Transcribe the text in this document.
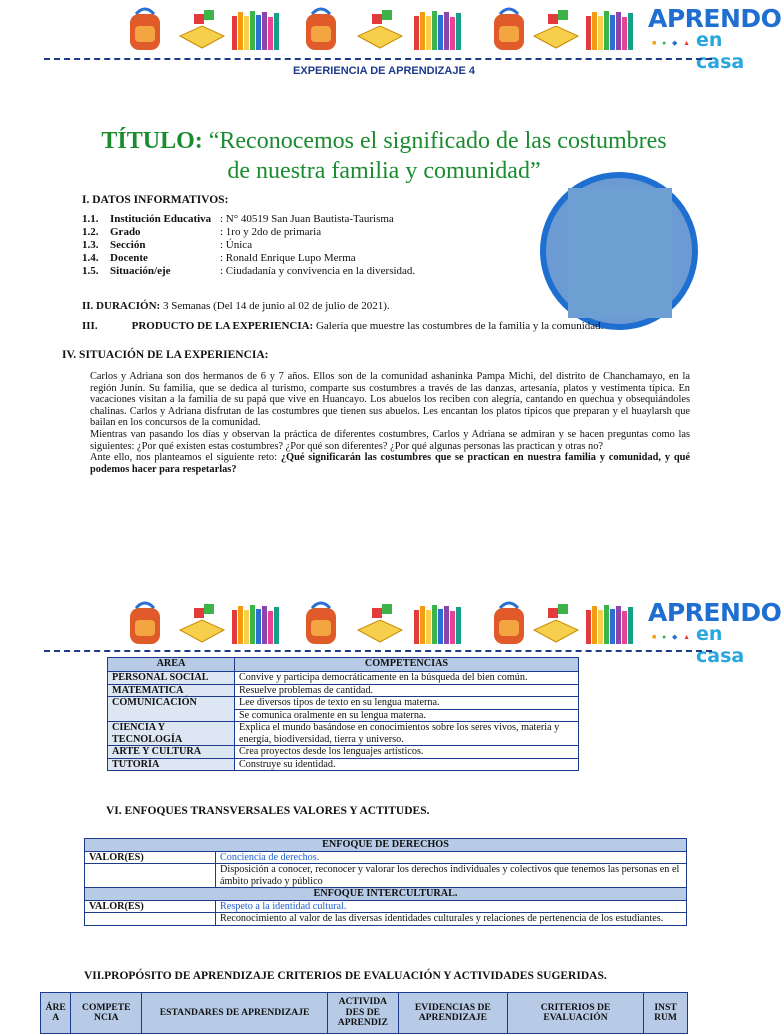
APRENDO
■ ● ◆ ▲ en casa
EXPERIENCIA DE APRENDIZAJE 4
TÍTULO: “Reconocemos el significado de las costumbres de nuestra familia y comunidad”
I. DATOS INFORMATIVOS:
1.1. Institución Educativa : N° 40519 San Juan Bautista-Taurisma
1.2. Grado	: 1ro y 2do de primaria
1.3. Sección	: Única
1.4. Docente	: Ronald Enrique Lupo Merma
1.5. Situación/eje	: Ciudadanía y convivencia en la diversidad.
II. DURACIÓN: 3 Semanas (Del 14 de junio al 02 de julio de 2021).
III.	PRODUCTO DE LA EXPERIENCIA: Galería que muestre las costumbres de la familia y la comunidad.
IV. SITUACIÓN DE LA EXPERIENCIA:

Carlos y Adriana son dos hermanos de 6 y 7 años. Ellos son de la comunidad ashaninka Pampa Michi, del distrito de Chanchamayo, en la región Junín. Su familia, que se dedica al turismo, comparte sus costumbres a través de las danzas, artesanía, platos y vestimenta típica. En vacaciones visitan a la familia de su papá que vive en Huancayo. Los abuelos los reciben con alegría, cantando en quechua y obsequiándoles chalinas. Carlos y Adriana disfrutan de las costumbres que tienen sus abuelos. Les encantan los platos típicos que preparan y el huaylarsh que bailan en los concursos de la comunidad.

Mientras van pasando los días y observan la práctica de diferentes costumbres, Carlos y Adriana se admiran y se hacen preguntas como las siguientes: ¿Por qué existen estas costumbres? ¿Por qué son diferentes? ¿Por qué algunas personas las practican y otras no?

Ante ello, nos planteamos el siguiente reto: ¿Qué significarán las costumbres que se practican en nuestra familia y comunidad, y qué podemos hacer para respetarlas?

APRENDO
■ ● ◆ ▲ en casa
AREA	COMPETENCIAS
PERSONAL SOCIAL	Convive y participa democráticamente en la búsqueda del bien común.
MATEMATICA	Resuelve problemas de cantidad.
COMUNICACIÓN	Lee diversos tipos de texto en su lengua materna.
	Se comunica oralmente en su lengua materna.
CIENCIA Y TECNOLOGÍA	Explica el mundo basándose en conocimientos sobre los seres vivos, materia y energía, biodiversidad, tierra y universo.
ARTE Y CULTURA	Crea proyectos desde los lenguajes artísticos.
TUTORÍA	Construye su identidad.
VI. ENFOQUES TRANSVERSALES VALORES Y ACTITUDES.
ENFOQUE DE DERECHOS	
VALOR(ES)	Conciencia de derechos.
	Disposición a conocer, reconocer y valorar los derechos individuales y colectivos que tenemos las personas en el ámbito privado y público
ENFOQUE INTERCULTURAL.	
VALOR(ES)	Respeto a la identidad cultural.
	Reconocimiento al valor de las diversas identidades culturales y relaciones de pertenencia de los estudiantes.
VII.PROPÓSITO DE APRENDIZAJE CRITERIOS DE EVALUACIÓN Y ACTIVIDADES SUGERIDAS.
ÁRE A	COMPETE NCIA	ESTANDARES DE APRENDIZAJE	ACTIVIDA DES DE APRENDIZ	EVIDENCIAS DE APRENDIZAJE	CRITERIOS DE EVALUACIÓN	INST RUM
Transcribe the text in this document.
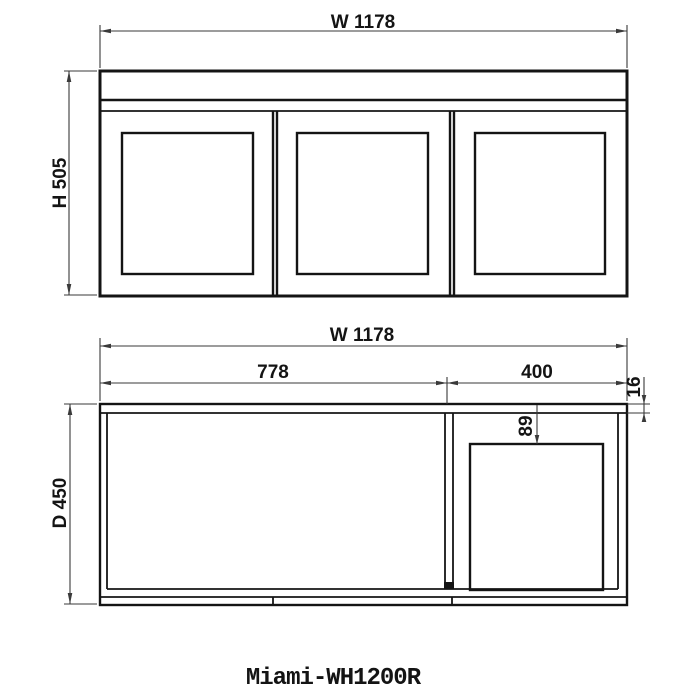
W 1178
H 505
W 1178
778	400
16
89
D 450
Miami-WH1200R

● ● ● ● ● ● ●

(WHAT THE TASK REQUIRES) Identify each line in the records above that contains the word "personas", and copy it out in full.

(ANSWER BELOW)
Mientras van pasando los días y observan la práctica de diferentes costumbres, Carlos y Adriana se admiran y se hacen preguntas como las siguientes: ¿Por qué existen estas costumbres? ¿Por qué son diferentes? ¿Por qué algunas personas las practican y otras no?
	Disposición a conocer, reconocer y valorar los derechos individuales y colectivos que tenemos las personas en el ámbito privado y público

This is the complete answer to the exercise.